[Dataset entries]
<<<<
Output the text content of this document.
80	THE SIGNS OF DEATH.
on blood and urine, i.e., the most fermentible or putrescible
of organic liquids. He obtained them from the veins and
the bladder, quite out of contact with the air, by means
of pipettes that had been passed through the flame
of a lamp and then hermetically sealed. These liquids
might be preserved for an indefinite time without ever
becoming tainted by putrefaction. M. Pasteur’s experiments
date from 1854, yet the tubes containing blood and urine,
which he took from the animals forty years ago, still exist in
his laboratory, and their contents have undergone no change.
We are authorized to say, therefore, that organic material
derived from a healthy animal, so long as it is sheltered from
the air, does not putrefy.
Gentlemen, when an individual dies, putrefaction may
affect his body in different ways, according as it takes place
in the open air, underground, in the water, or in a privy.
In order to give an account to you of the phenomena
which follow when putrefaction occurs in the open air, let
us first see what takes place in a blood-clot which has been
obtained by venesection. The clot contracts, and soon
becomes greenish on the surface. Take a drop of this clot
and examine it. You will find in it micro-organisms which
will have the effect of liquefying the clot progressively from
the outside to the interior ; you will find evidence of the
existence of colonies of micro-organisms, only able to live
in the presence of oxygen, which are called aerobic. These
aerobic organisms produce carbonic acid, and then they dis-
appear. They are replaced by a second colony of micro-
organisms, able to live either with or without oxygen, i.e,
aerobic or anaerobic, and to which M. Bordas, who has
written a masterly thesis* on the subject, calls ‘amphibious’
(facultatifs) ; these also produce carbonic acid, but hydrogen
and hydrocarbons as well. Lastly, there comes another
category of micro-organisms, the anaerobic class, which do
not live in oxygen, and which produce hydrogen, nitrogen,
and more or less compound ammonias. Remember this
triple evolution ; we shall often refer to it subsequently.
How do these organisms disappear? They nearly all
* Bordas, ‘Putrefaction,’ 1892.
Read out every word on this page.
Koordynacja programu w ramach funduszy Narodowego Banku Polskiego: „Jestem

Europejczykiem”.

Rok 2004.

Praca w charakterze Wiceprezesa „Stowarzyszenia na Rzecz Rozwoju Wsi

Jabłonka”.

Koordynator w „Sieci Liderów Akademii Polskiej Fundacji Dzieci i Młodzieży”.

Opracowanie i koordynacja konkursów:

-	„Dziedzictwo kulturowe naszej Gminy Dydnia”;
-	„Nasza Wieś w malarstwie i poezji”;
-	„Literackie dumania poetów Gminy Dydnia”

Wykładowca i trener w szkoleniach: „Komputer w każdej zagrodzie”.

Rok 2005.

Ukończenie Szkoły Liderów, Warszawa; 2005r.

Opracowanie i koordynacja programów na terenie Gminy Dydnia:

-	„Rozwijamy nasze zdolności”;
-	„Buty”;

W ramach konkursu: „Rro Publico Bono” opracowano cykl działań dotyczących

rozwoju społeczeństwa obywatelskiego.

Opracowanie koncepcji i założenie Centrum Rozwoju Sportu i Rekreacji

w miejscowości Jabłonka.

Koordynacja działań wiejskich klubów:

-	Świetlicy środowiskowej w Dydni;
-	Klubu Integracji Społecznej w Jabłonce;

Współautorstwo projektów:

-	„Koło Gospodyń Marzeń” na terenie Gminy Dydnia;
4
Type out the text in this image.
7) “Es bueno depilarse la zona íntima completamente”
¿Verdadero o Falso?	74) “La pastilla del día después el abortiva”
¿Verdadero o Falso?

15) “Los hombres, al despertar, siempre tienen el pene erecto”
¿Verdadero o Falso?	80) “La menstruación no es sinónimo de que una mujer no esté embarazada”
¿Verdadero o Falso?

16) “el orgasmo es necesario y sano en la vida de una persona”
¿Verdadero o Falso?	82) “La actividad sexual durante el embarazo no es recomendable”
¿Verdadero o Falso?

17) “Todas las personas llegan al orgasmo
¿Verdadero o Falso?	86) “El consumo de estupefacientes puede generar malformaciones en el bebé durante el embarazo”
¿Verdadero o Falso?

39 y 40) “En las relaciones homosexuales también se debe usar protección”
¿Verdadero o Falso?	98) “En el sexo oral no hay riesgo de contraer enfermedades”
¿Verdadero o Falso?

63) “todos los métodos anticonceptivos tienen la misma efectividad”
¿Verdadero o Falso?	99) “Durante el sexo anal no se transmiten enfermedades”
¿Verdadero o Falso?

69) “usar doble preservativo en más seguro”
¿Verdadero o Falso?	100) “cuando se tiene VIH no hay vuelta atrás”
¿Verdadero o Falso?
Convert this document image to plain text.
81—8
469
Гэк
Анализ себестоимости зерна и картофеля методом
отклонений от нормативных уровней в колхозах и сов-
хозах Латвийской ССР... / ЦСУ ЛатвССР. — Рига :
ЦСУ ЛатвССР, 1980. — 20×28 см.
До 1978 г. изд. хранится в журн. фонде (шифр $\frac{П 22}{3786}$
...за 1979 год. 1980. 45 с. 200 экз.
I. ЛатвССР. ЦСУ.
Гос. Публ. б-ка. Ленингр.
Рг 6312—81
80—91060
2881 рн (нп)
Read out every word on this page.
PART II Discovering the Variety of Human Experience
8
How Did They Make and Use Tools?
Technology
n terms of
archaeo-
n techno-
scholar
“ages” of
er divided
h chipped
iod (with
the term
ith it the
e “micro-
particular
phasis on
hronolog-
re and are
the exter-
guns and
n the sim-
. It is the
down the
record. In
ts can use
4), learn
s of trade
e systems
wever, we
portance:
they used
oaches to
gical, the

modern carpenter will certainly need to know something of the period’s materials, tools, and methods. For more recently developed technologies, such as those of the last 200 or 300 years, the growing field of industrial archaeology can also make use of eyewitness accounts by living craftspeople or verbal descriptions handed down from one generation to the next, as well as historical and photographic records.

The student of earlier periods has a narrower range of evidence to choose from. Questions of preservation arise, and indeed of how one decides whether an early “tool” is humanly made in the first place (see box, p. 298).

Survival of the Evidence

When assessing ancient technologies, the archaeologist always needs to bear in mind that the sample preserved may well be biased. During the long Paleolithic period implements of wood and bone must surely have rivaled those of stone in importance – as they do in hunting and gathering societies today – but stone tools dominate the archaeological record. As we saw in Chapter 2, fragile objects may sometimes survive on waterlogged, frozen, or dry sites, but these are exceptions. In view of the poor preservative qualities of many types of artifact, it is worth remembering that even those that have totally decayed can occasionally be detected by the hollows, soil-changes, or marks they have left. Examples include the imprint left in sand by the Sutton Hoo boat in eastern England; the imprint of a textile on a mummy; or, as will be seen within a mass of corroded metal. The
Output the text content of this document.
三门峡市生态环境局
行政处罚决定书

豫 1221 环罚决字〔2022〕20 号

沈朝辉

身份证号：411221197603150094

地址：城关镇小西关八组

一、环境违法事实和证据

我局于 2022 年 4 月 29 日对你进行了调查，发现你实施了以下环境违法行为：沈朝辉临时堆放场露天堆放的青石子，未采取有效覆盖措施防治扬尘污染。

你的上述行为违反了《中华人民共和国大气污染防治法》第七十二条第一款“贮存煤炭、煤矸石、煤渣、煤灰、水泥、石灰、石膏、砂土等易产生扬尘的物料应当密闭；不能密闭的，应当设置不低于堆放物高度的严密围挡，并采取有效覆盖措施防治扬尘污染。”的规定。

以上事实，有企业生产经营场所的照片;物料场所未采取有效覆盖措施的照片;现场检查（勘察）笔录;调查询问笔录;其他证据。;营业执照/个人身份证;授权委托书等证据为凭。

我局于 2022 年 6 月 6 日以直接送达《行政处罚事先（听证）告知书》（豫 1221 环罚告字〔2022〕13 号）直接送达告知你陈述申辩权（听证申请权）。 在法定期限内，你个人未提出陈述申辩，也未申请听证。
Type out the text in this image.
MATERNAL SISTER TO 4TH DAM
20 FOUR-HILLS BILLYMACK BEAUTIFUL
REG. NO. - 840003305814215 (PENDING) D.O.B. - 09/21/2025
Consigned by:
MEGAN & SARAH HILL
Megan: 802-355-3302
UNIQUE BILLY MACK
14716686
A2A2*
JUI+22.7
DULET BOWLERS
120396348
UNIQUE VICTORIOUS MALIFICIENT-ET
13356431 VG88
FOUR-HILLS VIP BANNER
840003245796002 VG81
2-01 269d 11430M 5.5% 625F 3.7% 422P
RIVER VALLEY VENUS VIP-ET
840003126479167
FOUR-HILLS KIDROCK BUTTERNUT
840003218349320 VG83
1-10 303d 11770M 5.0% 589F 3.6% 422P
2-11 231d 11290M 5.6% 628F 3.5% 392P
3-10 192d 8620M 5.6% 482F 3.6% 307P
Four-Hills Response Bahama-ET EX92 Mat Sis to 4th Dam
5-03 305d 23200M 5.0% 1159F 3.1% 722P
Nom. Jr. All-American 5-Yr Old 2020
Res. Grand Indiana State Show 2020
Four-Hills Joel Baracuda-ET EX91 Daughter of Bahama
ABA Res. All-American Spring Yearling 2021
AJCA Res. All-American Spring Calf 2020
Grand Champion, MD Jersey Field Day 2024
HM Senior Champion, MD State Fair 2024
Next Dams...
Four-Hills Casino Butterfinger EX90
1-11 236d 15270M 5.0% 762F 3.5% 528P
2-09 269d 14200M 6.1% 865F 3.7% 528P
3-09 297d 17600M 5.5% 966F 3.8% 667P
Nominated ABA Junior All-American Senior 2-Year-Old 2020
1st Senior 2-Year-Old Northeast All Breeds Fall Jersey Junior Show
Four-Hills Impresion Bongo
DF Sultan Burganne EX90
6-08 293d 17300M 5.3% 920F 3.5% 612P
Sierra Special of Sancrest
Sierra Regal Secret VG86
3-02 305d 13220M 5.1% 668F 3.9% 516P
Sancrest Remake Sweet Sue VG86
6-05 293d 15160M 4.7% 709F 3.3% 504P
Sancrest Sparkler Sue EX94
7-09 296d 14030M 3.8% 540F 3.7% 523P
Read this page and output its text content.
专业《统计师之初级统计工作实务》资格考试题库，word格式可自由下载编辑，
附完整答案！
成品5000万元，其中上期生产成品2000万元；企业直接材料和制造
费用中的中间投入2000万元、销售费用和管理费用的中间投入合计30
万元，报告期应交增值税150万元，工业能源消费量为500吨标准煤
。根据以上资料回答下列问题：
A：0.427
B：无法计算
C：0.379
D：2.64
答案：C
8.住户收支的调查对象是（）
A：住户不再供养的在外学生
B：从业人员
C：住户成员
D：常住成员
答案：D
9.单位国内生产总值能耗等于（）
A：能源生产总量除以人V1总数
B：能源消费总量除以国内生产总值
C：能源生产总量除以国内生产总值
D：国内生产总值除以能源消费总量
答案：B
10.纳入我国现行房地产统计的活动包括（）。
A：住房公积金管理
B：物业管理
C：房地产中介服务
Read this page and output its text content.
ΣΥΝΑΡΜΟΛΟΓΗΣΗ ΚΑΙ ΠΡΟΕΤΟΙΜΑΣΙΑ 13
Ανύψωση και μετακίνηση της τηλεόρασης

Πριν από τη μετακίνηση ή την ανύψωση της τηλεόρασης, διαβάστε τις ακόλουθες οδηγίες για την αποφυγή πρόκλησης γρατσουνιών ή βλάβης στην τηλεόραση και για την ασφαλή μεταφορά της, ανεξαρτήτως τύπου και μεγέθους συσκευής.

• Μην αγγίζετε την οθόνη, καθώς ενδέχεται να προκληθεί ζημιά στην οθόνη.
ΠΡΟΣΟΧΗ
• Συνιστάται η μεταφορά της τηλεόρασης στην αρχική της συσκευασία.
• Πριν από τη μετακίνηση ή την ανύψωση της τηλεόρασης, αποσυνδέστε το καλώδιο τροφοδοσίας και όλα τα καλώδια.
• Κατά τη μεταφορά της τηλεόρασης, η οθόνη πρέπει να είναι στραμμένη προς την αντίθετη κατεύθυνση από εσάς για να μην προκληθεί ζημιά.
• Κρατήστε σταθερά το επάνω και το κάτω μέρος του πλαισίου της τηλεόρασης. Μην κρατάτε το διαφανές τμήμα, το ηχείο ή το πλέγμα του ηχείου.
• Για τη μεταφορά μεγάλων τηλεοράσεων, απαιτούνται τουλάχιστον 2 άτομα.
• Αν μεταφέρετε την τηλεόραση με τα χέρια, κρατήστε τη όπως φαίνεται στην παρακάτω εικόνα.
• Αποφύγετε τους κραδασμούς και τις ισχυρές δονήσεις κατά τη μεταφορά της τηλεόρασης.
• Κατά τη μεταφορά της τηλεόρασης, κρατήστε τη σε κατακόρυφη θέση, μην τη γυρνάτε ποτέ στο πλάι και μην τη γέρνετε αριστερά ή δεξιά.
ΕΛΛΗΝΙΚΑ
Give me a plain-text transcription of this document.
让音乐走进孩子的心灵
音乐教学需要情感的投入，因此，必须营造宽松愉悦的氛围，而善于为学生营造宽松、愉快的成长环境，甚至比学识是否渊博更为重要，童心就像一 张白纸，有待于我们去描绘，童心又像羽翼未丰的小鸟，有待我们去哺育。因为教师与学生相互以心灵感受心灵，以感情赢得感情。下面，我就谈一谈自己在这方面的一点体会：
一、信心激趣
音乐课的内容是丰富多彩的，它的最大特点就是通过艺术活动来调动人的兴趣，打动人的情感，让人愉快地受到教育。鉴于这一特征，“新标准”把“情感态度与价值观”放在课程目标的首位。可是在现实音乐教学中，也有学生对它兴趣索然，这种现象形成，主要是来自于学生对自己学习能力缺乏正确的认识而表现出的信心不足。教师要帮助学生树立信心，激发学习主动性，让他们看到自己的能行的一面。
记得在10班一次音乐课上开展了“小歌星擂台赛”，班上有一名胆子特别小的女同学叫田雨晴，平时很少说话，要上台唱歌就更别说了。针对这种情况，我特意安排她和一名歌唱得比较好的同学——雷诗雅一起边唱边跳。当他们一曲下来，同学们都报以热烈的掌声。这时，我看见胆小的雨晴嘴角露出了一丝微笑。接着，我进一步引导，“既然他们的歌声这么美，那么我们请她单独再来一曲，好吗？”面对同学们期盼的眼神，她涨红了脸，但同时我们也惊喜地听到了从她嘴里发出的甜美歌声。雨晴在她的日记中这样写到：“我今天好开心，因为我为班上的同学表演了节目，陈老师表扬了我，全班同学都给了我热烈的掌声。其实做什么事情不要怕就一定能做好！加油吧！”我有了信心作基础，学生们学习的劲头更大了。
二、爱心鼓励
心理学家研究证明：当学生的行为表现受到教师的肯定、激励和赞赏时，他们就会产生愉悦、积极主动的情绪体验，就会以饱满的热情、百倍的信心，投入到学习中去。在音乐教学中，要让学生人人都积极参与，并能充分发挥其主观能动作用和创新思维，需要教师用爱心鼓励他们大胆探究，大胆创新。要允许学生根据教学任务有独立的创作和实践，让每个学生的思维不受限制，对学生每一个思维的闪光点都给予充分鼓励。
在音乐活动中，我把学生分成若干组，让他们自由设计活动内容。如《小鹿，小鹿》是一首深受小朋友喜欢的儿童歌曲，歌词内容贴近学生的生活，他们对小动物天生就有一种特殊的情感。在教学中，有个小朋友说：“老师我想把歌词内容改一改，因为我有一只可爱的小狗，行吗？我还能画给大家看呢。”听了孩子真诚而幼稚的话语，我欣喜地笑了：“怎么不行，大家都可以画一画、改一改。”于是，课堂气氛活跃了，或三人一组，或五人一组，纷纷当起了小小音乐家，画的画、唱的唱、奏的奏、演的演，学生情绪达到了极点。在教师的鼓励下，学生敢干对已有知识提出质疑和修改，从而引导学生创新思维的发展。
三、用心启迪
>>>>
Copy every line in the entries above that has the string "liquids" in it.

of organic liquids. He obtained them from the veins and
of a lamp and then hermetically sealed. These liquids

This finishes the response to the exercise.